#### PROBLEM STATEMENT:
Could you repeat the records below exactly, leaving out any pictures?

#### INPUT ROWS:
::::
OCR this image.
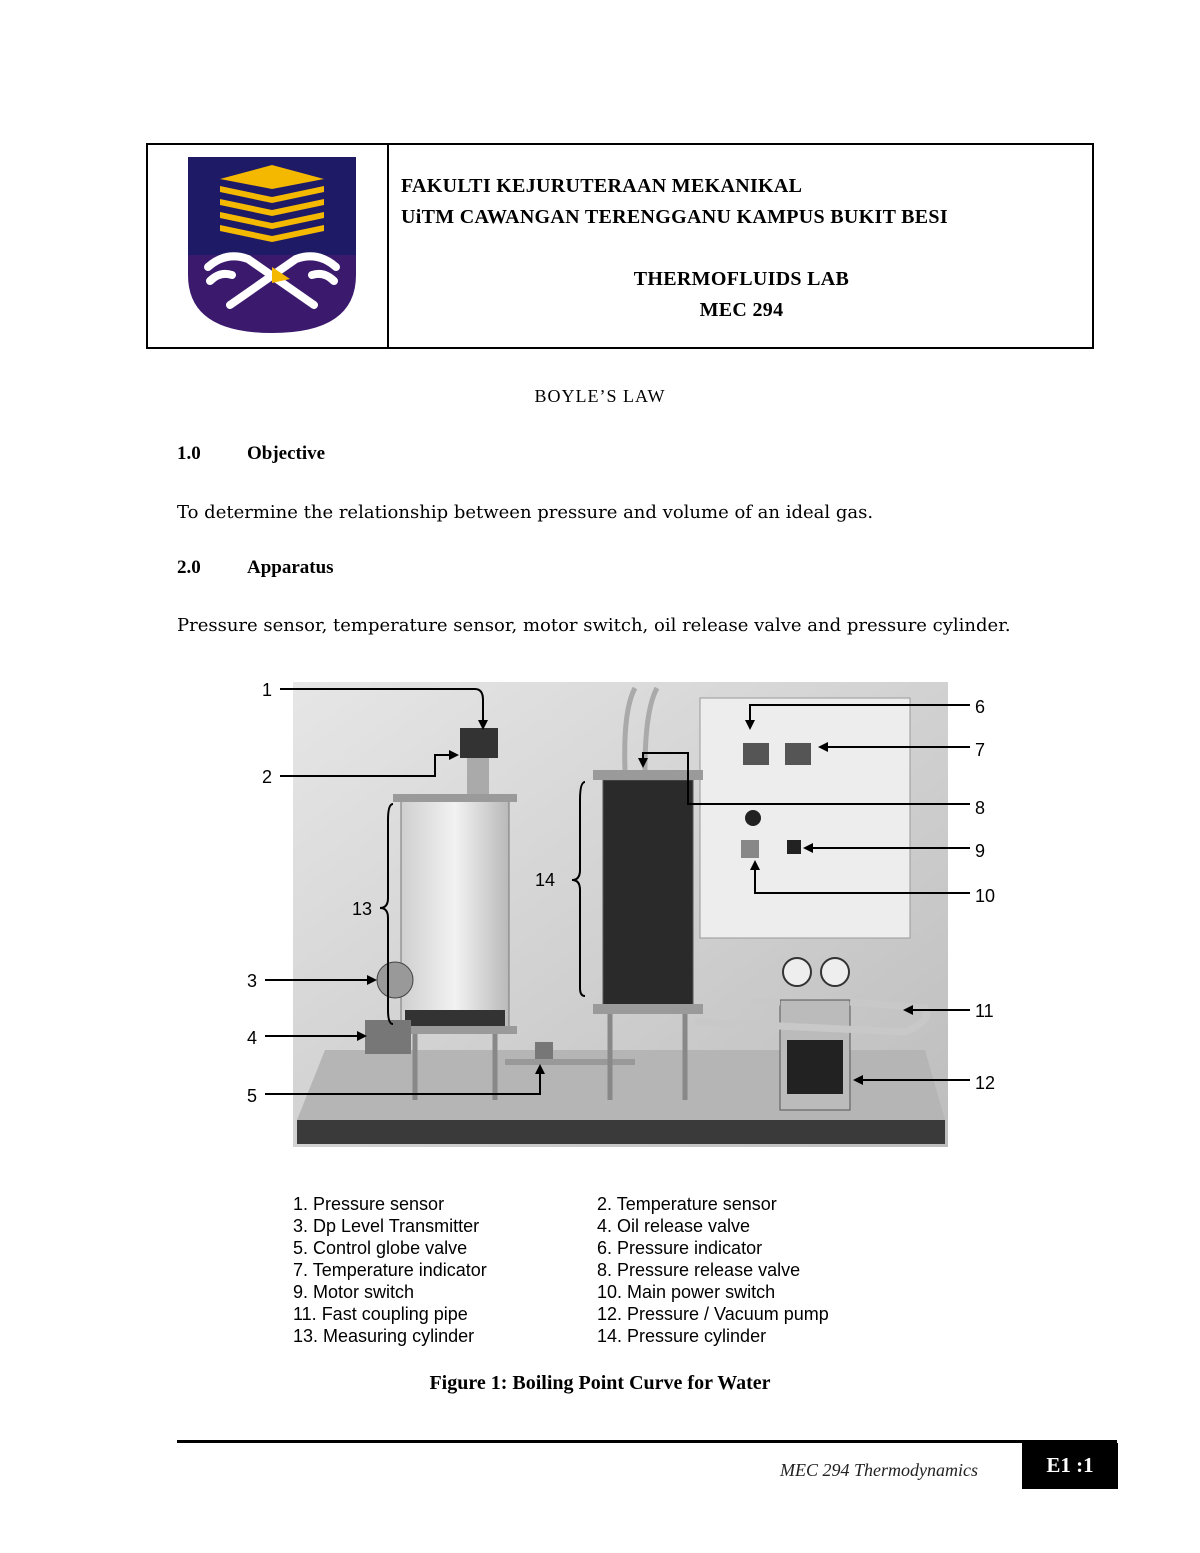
FAKULTI KEJURUTERAAN MEKANIKAL
UiTM CAWANGAN TERENGGANU KAMPUS BUKIT BESI
THERMOFLUIDS LAB
MEC 294
BOYLE’S LAW
1.0 Objective
To determine the relationship between pressure and volume of an ideal gas.
2.0 Apparatus
Pressure sensor, temperature sensor, motor switch, oil release valve and pressure cylinder.
1
2
3
4
5
6
7
8
9
10
11
12
13
14
1. Pressure sensor	2. Temperature sensor
3. Dp Level Transmitter	4. Oil release valve
5. Control globe valve	6. Pressure indicator
7. Temperature indicator	8. Pressure release valve
9. Motor switch	10. Main power switch
11. Fast coupling pipe	12. Pressure / Vacuum pump
13. Measuring cylinder	14. Pressure cylinder
Figure 1: Boiling Point Curve for Water
MEC 294 Thermodynamics	E1 :1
::::
#### COMPLETE OUTPUT:
OCR this image.
FAKULTI KEJURUTERAAN MEKANIKAL
UiTM CAWANGAN TERENGGANU KAMPUS BUKIT BESI
THERMOFLUIDS LAB
MEC 294
BOYLE’S LAW
1.0 Objective
To determine the relationship between pressure and volume of an ideal gas.
2.0 Apparatus
Pressure sensor, temperature sensor, motor switch, oil release valve and pressure cylinder.
1
2
3
4
5
6
7
8
9
10
11
12
13
14
1. Pressure sensor	2. Temperature sensor
3. Dp Level Transmitter	4. Oil release valve
5. Control globe valve	6. Pressure indicator
7. Temperature indicator	8. Pressure release valve
9. Motor switch	10. Main power switch
11. Fast coupling pipe	12. Pressure / Vacuum pump
13. Measuring cylinder	14. Pressure cylinder
Figure 1: Boiling Point Curve for Water
MEC 294 Thermodynamics	E1 :1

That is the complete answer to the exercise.